-- TASK TO CARRY OUT --
As written and without pictures, set down the lines from the one that contains "Read out every word on this page." through the end of the data.

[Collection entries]
━━━━━━━━━━━━━━━━

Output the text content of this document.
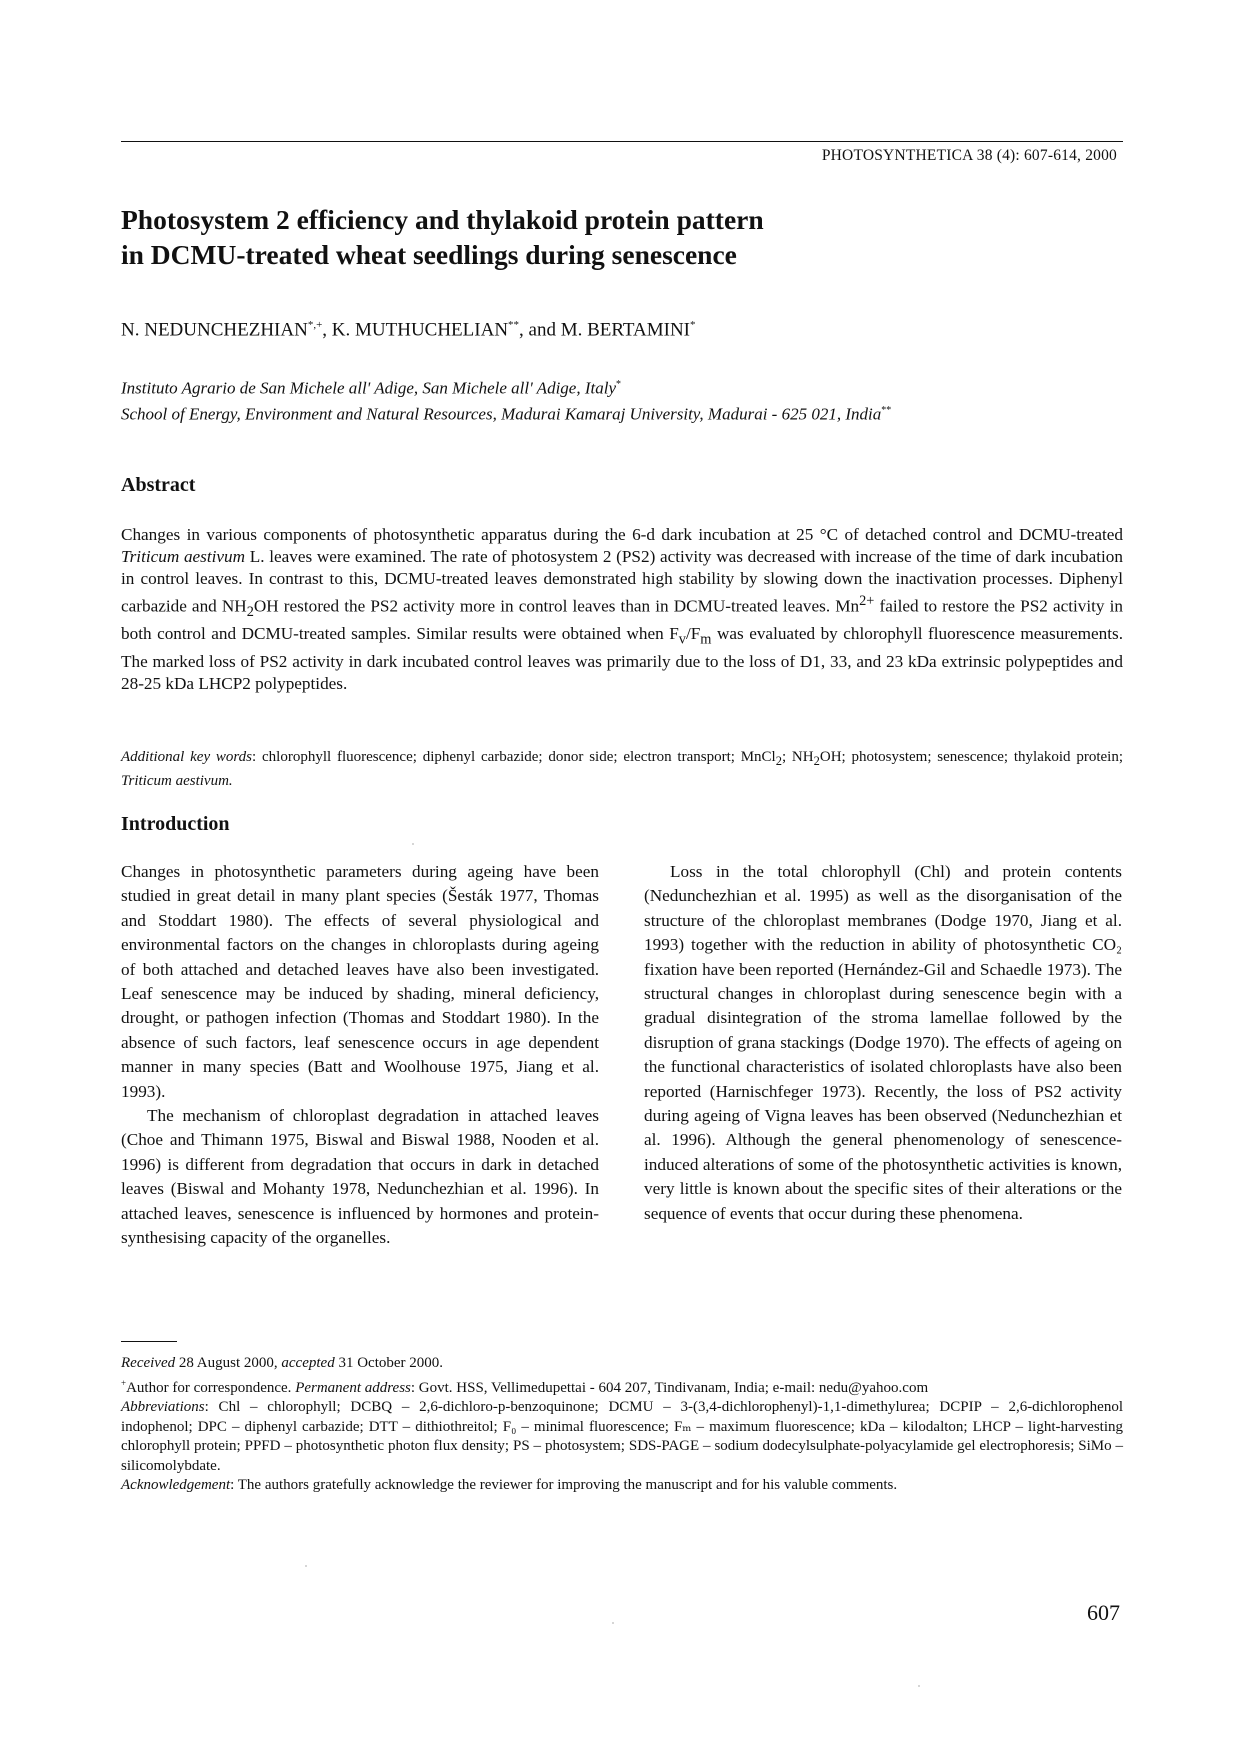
PHOTOSYNTHETICA 38 (4): 607-614, 2000
Photosystem 2 efficiency and thylakoid protein pattern
in DCMU-treated wheat seedlings during senescence
N. NEDUNCHEZHIAN*,+, K. MUTHUCHELIAN**, and M. BERTAMINI*
Instituto Agrario de San Michele all' Adige, San Michele all' Adige, Italy*
School of Energy, Environment and Natural Resources, Madurai Kamaraj University, Madurai - 625 021, India**
Abstract

Changes in various components of photosynthetic apparatus during the 6-d dark incubation at 25 °C of detached control and DCMU-treated Triticum aestivum L. leaves were examined. The rate of photosystem 2 (PS2) activity was decreased with increase of the time of dark incubation in control leaves. In contrast to this, DCMU-treated leaves demonstrated high stability by slowing down the inactivation processes. Diphenyl carbazide and $NH_2OH$ restored the PS2 activity more in control leaves than in DCMU-treated leaves. $Mn^{2+}$ failed to restore the PS2 activity in both control and DCMU-treated samples. Similar results were obtained when $F_v/F_m$ was evaluated by chlorophyll fluorescence measurements. The marked loss of PS2 activity in dark incubated control leaves was primarily due to the loss of D1, 33, and 23 kDa extrinsic polypeptides and 28-25 kDa LHCP2 polypeptides.

Additional key words: chlorophyll fluorescence; diphenyl carbazide; donor side; electron transport; MnCl$_2$; $NH_2OH$; photosystem; senescence; thylakoid protein; Triticum aestivum.
Introduction

Changes in photosynthetic parameters during ageing have been studied in great detail in many plant species (Šesták 1977, Thomas and Stoddart 1980). The effects of several physiological and environmental factors on the changes in chloroplasts during ageing of both attached and detached leaves have also been investigated. Leaf senescence may be induced by shading, mineral deficiency, drought, or pathogen infection (Thomas and Stoddart 1980). In the absence of such factors, leaf senescence occurs in age dependent manner in many species (Batt and Woolhouse 1975, Jiang et al. 1993).

The mechanism of chloroplast degradation in attached leaves (Choe and Thimann 1975, Biswal and Biswal 1988, Nooden et al. 1996) is different from degradation that occurs in dark in detached leaves (Biswal and Mohanty 1978, Nedunchezhian et al. 1996). In attached leaves, senescence is influenced by hormones and protein-synthesising capacity of the organelles.

Loss in the total chlorophyll (Chl) and protein contents (Nedunchezhian et al. 1995) as well as the disorganisation of the structure of the chloroplast membranes (Dodge 1970, Jiang et al. 1993) together with the reduction in ability of photosynthetic CO₂ fixation have been reported (Hernández-Gil and Schaedle 1973). The structural changes in chloroplast during senescence begin with a gradual disintegration of the stroma lamellae followed by the disruption of grana stackings (Dodge 1970). The effects of ageing on the functional characteristics of isolated chloroplasts have also been reported (Harnischfeger 1973). Recently, the loss of PS2 activity during ageing of Vigna leaves has been observed (Nedunchezhian et al. 1996). Although the general phenomenology of senescence-induced alterations of some of the photosynthetic activities is known, very little is known about the specific sites of their alterations or the sequence of events that occur during these phenomena.

Received 28 August 2000, accepted 31 October 2000.

+Author for correspondence. Permanent address: Govt. HSS, Vellimedupettai - 604 207, Tindivanam, India; e-mail: nedu@yahoo.com

Abbreviations: Chl – chlorophyll; DCBQ – 2,6-dichloro-p-benzoquinone; DCMU – 3-(3,4-dichlorophenyl)-1,1-dimethylurea; DCPIP – 2,6-dichlorophenol indophenol; DPC – diphenyl carbazide; DTT – dithiothreitol; F₀ – minimal fluorescence; Fₘ – maximum fluorescence; kDa – kilodalton; LHCP – light-harvesting chlorophyll protein; PPFD – photosynthetic photon flux density; PS – photosystem; SDS-PAGE – sodium dodecylsulphate-polyacylamide gel electrophoresis; SiMo – silicomolybdate.

Acknowledgement: The authors gratefully acknowledge the reviewer for improving the manuscript and for his valuble comments.

607
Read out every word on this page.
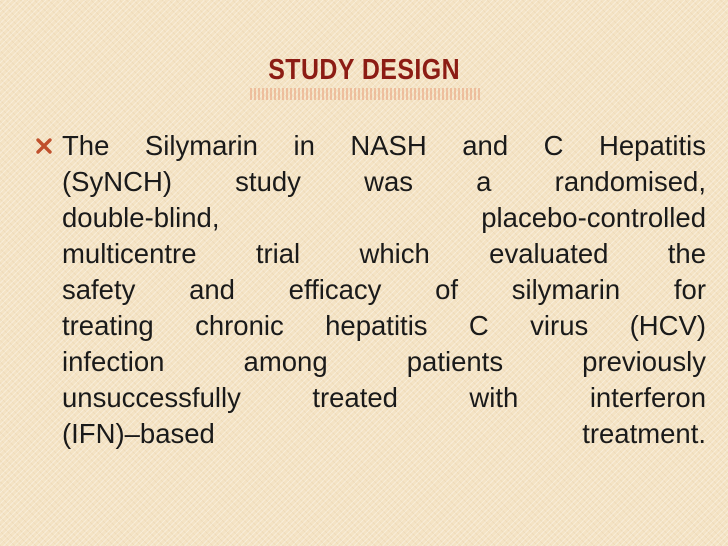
STUDY DESIGN
The Silymarin in NASH and C Hepatitis
(SyNCH) study was a randomised,
double-blind, placebo-controlled
multicentre trial which evaluated the
safety and efficacy of silymarin for
treating chronic hepatitis C virus (HCV)
infection among patients previously
unsuccessfully treated with interferon
(IFN)–based treatment.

━━━━━━━━━━━━━━━━

-- RESPONSE TO THIS TASK --
Read out every word on this page.
STUDY DESIGN
The Silymarin in NASH and C Hepatitis
(SyNCH) study was a randomised,
double-blind, placebo-controlled
multicentre trial which evaluated the
safety and efficacy of silymarin for
treating chronic hepatitis C virus (HCV)
infection among patients previously
unsuccessfully treated with interferon
(IFN)–based treatment.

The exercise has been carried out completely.